Short task ->
Copy out the records precisely, omitting pictures.
─── Records supplied
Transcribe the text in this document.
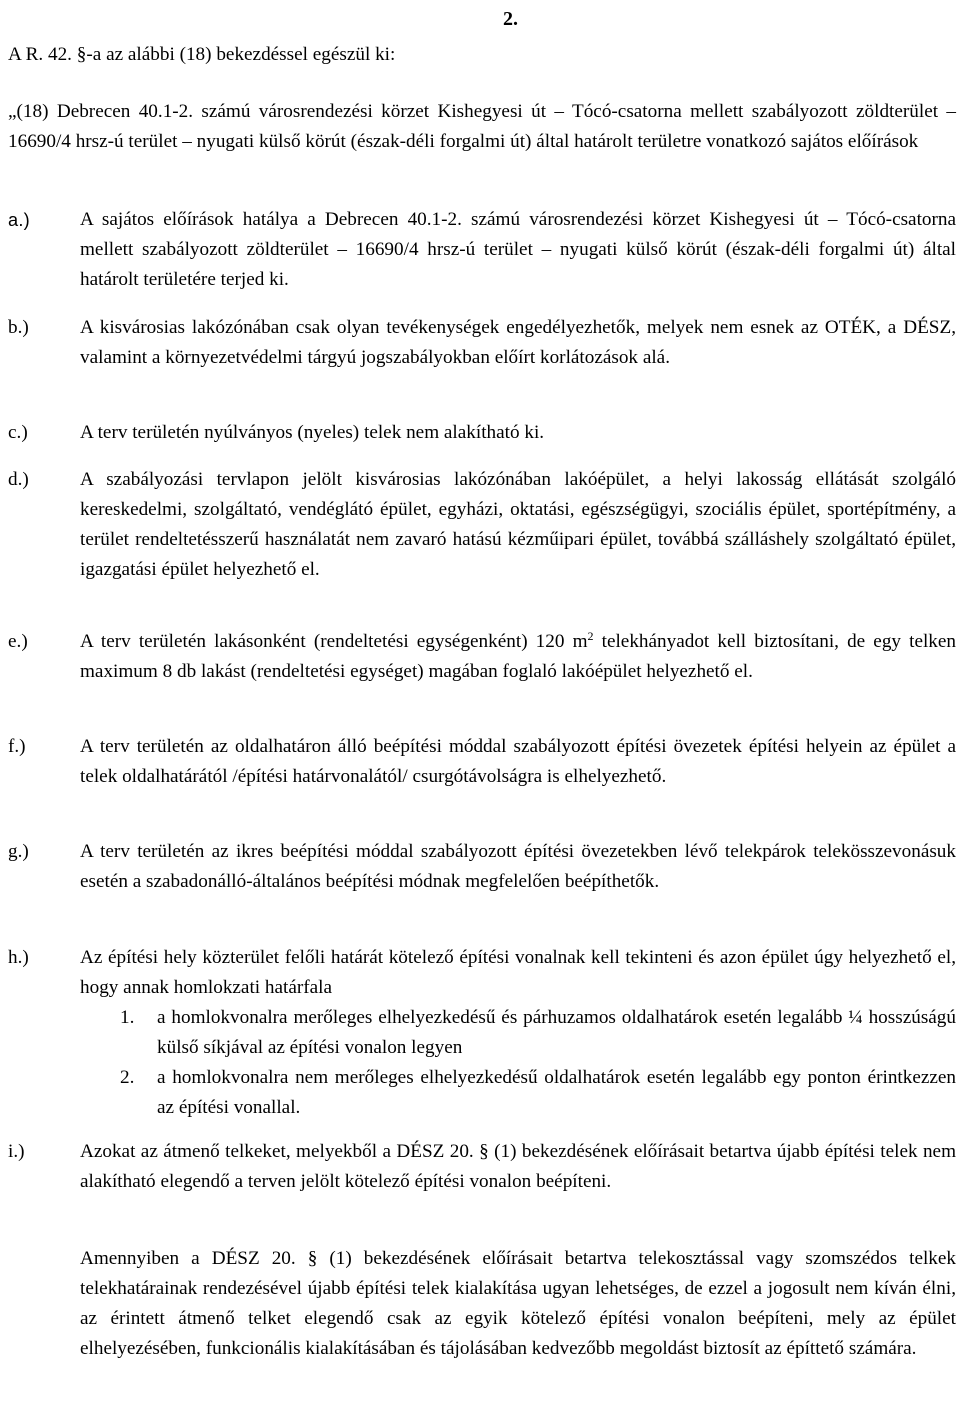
2.
A R. 42. §-a az alábbi (18) bekezdéssel egészül ki:
„(18) Debrecen 40.1-2. számú városrendezési körzet Kishegyesi út – Tócó-csatorna mellett szabályozott zöldterület – 16690/4 hrsz-ú terület – nyugati külső körút (észak-déli forgalmi út) által határolt területre vonatkozó sajátos előírások
a.)	A sajátos előírások hatálya a Debrecen 40.1-2. számú városrendezési körzet Kishegyesi út – Tócó-csatorna mellett szabályozott zöldterület – 16690/4 hrsz-ú terület – nyugati külső körút (észak-déli forgalmi út) által határolt területére terjed ki.
b.)	A kisvárosias lakózónában csak olyan tevékenységek engedélyezhetők, melyek nem esnek az OTÉK, a DÉSZ, valamint a környezetvédelmi tárgyú jogszabályokban előírt korlátozások alá.
c.)	A terv területén nyúlványos (nyeles) telek nem alakítható ki.
d.)	A szabályozási tervlapon jelölt kisvárosias lakózónában lakóépület, a helyi lakosság ellátását szolgáló kereskedelmi, szolgáltató, vendéglátó épület, egyházi, oktatási, egészségügyi, szociális épület, sportépítmény, a terület rendeltetésszerű használatát nem zavaró hatású kézműipari épület, továbbá szálláshely szolgáltató épület, igazgatási épület helyezhető el.
e.)	A terv területén lakásonként (rendeltetési egységenként) 120 $m^2$ telekhányadot kell biztosítani, de egy telken maximum 8 db lakást (rendeltetési egységet) magában foglaló lakóépület helyezhető el.
f.)	A terv területén az oldalhatáron álló beépítési móddal szabályozott építési övezetek építési helyein az épület a telek oldalhatárától /építési határvonalától/ csurgótávolságra is elhelyezhető.
g.)	A terv területén az ikres beépítési móddal szabályozott építési övezetekben lévő telekpárok telekösszevonásuk esetén a szabadonálló-általános beépítési módnak megfelelően beépíthetők.
h.)	Az építési hely közterület felőli határát kötelező építési vonalnak kell tekinteni és azon épület úgy helyezhető el, hogy annak homlokzati határfala
1. a homlokvonalra merőleges elhelyezkedésű és párhuzamos oldalhatárok esetén legalább ¼ hosszúságú külső síkjával az építési vonalon legyen
2. a homlokvonalra nem merőleges elhelyezkedésű oldalhatárok esetén legalább egy ponton érintkezzen az építési vonallal.
i.)	Azokat az átmenő telkeket, melyekből a DÉSZ 20. § (1) bekezdésének előírásait betartva újabb építési telek nem alakítható elegendő a terven jelölt kötelező építési vonalon beépíteni.
Amennyiben a DÉSZ 20. § (1) bekezdésének előírásait betartva telekosztással vagy szomszédos telkek telekhatárainak rendezésével újabb építési telek kialakítása ugyan lehetséges, de ezzel a jogosult nem kíván élni, az érintett átmenő telket elegendő csak az egyik kötelező építési vonalon beépíteni, mely az épület elhelyezésében, funkcionális kialakításában és tájolásában kedvezőbb megoldást biztosít az építtető számára.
──────
Expected output ->
Transcribe the text in this document.
2.
A R. 42. §-a az alábbi (18) bekezdéssel egészül ki:
„(18) Debrecen 40.1-2. számú városrendezési körzet Kishegyesi út – Tócó-csatorna mellett szabályozott zöldterület – 16690/4 hrsz-ú terület – nyugati külső körút (észak-déli forgalmi út) által határolt területre vonatkozó sajátos előírások
a.)	A sajátos előírások hatálya a Debrecen 40.1-2. számú városrendezési körzet Kishegyesi út – Tócó-csatorna mellett szabályozott zöldterület – 16690/4 hrsz-ú terület – nyugati külső körút (észak-déli forgalmi út) által határolt területére terjed ki.
b.)	A kisvárosias lakózónában csak olyan tevékenységek engedélyezhetők, melyek nem esnek az OTÉK, a DÉSZ, valamint a környezetvédelmi tárgyú jogszabályokban előírt korlátozások alá.
c.)	A terv területén nyúlványos (nyeles) telek nem alakítható ki.
d.)	A szabályozási tervlapon jelölt kisvárosias lakózónában lakóépület, a helyi lakosság ellátását szolgáló kereskedelmi, szolgáltató, vendéglátó épület, egyházi, oktatási, egészségügyi, szociális épület, sportépítmény, a terület rendeltetésszerű használatát nem zavaró hatású kézműipari épület, továbbá szálláshely szolgáltató épület, igazgatási épület helyezhető el.
e.)	A terv területén lakásonként (rendeltetési egységenként) 120 $m^2$ telekhányadot kell biztosítani, de egy telken maximum 8 db lakást (rendeltetési egységet) magában foglaló lakóépület helyezhető el.
f.)	A terv területén az oldalhatáron álló beépítési móddal szabályozott építési övezetek építési helyein az épület a telek oldalhatárától /építési határvonalától/ csurgótávolságra is elhelyezhető.
g.)	A terv területén az ikres beépítési móddal szabályozott építési övezetekben lévő telekpárok telekösszevonásuk esetén a szabadonálló-általános beépítési módnak megfelelően beépíthetők.
h.)	Az építési hely közterület felőli határát kötelező építési vonalnak kell tekinteni és azon épület úgy helyezhető el, hogy annak homlokzati határfala
1. a homlokvonalra merőleges elhelyezkedésű és párhuzamos oldalhatárok esetén legalább ¼ hosszúságú külső síkjával az építési vonalon legyen
2. a homlokvonalra nem merőleges elhelyezkedésű oldalhatárok esetén legalább egy ponton érintkezzen az építési vonallal.
i.)	Azokat az átmenő telkeket, melyekből a DÉSZ 20. § (1) bekezdésének előírásait betartva újabb építési telek nem alakítható elegendő a terven jelölt kötelező építési vonalon beépíteni.
Amennyiben a DÉSZ 20. § (1) bekezdésének előírásait betartva telekosztással vagy szomszédos telkek telekhatárainak rendezésével újabb építési telek kialakítása ugyan lehetséges, de ezzel a jogosult nem kíván élni, az érintett átmenő telket elegendő csak az egyik kötelező építési vonalon beépíteni, mely az épület elhelyezésében, funkcionális kialakításában és tájolásában kedvezőbb megoldást biztosít az építtető számára.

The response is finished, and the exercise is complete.